**Problem**
Gather all lines containing the string "Прочие" and copy them out.

Stored items:
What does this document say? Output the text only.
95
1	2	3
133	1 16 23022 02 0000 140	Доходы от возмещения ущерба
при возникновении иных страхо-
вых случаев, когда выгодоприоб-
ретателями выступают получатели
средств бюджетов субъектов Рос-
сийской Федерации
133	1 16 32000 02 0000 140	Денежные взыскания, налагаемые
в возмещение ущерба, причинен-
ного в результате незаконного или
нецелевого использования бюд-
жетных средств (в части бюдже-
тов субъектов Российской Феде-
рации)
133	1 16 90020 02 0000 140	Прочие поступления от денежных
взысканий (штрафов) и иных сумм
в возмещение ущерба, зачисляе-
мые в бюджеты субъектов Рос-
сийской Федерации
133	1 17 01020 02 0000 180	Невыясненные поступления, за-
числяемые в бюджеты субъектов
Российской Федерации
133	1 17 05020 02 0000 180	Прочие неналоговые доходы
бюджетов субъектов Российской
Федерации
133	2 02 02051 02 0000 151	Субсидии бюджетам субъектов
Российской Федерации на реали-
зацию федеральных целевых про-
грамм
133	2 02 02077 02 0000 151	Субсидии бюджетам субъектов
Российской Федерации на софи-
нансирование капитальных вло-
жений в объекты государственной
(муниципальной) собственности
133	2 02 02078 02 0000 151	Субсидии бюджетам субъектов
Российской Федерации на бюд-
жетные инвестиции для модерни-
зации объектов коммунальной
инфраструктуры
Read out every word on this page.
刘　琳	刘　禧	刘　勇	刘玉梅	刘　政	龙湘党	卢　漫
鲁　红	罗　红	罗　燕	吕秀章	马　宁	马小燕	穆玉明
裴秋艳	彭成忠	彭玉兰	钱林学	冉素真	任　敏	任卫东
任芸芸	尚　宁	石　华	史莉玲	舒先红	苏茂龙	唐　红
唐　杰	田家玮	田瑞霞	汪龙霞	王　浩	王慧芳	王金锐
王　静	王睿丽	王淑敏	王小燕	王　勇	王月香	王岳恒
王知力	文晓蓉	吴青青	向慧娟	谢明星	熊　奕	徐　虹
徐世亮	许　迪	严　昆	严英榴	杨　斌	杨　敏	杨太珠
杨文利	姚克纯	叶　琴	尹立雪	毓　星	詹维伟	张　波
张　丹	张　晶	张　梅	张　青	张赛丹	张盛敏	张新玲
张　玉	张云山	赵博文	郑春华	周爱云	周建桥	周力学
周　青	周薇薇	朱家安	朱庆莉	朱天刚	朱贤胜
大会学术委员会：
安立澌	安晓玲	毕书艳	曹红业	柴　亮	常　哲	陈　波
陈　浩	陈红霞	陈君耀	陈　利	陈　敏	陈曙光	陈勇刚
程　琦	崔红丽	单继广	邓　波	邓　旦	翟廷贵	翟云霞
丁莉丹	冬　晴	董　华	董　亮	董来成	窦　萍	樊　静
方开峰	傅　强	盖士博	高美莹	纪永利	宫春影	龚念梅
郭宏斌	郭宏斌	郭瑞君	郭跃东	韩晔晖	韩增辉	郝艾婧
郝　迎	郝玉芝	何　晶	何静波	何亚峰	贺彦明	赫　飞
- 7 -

**Solution below**
133	1 16 90020 02 0000 140	Прочие поступления от денежных
133	1 17 05020 02 0000 180	Прочие неналоговые доходы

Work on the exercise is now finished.